Collected data entries
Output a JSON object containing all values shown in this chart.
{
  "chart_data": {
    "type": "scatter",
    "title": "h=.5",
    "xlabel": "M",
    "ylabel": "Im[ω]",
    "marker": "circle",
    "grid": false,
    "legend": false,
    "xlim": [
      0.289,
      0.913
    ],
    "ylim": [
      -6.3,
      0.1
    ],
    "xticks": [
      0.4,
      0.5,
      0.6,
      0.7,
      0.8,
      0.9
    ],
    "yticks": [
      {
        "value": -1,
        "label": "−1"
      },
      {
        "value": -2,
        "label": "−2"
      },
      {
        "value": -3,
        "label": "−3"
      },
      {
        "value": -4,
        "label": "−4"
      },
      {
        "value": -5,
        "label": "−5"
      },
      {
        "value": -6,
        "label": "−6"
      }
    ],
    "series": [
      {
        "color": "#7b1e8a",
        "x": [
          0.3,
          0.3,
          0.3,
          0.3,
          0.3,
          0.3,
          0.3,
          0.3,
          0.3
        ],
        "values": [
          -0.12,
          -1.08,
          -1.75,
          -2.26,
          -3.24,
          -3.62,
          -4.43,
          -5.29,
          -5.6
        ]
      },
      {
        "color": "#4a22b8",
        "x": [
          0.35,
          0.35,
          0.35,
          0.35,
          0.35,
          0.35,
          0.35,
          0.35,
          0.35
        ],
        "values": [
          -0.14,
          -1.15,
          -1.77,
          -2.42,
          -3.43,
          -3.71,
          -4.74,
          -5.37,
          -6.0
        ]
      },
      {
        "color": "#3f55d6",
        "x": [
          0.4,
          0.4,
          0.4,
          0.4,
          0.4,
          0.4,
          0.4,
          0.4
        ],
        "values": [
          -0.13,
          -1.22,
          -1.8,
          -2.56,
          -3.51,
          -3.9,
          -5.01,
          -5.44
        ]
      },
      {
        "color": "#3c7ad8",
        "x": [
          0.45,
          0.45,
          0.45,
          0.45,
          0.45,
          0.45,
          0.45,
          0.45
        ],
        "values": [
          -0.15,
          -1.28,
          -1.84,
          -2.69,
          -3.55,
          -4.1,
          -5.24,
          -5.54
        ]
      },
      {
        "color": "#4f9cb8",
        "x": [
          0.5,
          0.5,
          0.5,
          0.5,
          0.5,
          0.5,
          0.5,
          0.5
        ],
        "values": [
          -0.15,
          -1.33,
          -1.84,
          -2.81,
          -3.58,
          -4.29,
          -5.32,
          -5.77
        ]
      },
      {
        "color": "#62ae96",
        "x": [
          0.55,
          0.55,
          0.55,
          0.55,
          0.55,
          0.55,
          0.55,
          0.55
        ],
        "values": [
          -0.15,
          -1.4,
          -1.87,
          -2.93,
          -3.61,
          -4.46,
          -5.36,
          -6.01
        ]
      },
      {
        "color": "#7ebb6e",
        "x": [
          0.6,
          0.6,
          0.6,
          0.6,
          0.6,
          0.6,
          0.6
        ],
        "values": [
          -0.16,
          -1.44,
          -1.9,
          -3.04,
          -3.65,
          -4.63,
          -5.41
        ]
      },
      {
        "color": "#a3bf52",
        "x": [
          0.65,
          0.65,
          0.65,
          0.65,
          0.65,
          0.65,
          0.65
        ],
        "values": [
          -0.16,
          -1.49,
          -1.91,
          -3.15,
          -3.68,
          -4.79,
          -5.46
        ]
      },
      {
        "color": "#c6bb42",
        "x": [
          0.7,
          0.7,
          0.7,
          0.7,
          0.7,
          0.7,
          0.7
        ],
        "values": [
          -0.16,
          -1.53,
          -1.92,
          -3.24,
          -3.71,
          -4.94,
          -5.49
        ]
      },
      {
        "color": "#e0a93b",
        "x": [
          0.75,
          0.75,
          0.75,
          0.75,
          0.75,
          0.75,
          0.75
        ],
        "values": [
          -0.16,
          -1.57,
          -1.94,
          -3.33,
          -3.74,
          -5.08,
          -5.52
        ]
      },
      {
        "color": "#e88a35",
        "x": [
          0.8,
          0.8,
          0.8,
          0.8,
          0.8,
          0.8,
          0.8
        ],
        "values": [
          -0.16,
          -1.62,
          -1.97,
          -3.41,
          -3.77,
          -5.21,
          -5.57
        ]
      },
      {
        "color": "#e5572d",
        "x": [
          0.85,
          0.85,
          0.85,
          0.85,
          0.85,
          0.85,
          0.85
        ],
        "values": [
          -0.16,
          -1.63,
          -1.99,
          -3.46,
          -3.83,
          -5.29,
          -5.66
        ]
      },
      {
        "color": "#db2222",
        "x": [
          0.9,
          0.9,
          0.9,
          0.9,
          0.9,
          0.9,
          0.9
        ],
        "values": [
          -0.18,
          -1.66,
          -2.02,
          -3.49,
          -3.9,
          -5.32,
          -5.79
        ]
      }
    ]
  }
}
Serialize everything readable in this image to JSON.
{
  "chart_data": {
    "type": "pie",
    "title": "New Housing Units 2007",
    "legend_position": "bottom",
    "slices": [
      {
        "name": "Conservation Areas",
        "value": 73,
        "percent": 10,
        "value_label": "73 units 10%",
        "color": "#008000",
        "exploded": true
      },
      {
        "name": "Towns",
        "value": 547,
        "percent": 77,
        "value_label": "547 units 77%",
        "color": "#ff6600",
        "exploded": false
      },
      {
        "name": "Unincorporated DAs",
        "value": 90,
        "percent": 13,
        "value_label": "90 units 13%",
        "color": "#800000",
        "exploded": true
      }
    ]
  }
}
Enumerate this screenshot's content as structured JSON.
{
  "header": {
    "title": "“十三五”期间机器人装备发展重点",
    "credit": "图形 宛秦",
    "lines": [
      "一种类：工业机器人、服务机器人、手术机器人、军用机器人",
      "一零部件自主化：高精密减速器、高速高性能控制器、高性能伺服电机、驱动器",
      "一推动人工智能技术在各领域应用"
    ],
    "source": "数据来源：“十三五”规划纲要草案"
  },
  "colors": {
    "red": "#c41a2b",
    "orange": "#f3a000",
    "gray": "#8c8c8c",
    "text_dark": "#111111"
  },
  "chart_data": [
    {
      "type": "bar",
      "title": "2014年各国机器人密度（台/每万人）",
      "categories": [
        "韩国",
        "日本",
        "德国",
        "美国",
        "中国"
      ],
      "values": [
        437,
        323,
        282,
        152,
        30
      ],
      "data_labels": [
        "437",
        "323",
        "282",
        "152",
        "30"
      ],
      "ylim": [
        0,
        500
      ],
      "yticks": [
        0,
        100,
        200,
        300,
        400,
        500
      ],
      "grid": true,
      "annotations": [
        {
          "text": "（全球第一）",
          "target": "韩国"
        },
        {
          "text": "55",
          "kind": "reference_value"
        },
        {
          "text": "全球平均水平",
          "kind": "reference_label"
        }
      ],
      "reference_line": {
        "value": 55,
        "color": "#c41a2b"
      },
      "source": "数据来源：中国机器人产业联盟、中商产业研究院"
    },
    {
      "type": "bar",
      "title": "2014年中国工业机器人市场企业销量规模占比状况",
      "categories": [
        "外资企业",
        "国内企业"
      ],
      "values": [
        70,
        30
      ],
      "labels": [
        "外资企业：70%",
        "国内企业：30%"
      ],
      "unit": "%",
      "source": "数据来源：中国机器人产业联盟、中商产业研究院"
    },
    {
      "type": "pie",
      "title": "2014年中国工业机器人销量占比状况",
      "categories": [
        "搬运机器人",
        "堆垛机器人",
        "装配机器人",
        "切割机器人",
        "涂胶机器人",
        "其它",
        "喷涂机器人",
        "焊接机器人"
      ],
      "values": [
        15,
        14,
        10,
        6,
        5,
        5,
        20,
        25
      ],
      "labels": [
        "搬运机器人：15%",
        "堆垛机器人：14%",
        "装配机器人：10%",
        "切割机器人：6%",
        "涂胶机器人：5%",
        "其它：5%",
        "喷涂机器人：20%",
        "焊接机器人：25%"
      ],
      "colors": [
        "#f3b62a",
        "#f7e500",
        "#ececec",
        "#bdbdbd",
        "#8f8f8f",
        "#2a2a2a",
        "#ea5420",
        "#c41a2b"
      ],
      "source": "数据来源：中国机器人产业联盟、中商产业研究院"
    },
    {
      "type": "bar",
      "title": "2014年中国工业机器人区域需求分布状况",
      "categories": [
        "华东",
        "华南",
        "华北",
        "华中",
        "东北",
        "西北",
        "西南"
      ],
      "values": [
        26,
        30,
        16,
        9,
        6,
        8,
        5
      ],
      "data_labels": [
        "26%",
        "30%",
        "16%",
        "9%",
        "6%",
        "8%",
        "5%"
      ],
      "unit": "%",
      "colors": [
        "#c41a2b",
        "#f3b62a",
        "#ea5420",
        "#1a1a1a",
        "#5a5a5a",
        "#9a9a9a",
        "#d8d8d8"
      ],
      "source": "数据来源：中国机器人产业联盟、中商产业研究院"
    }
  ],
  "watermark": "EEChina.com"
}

• _WRITTEN EXERCISE_
Go through the entries above and copy every line containing "this".

• _RESULT OF THE TASK_
Output a JSON object containing all values shown in this chart.
Serialize everything readable in this image to JSON.
Enumerate this screenshot's content as structured JSON.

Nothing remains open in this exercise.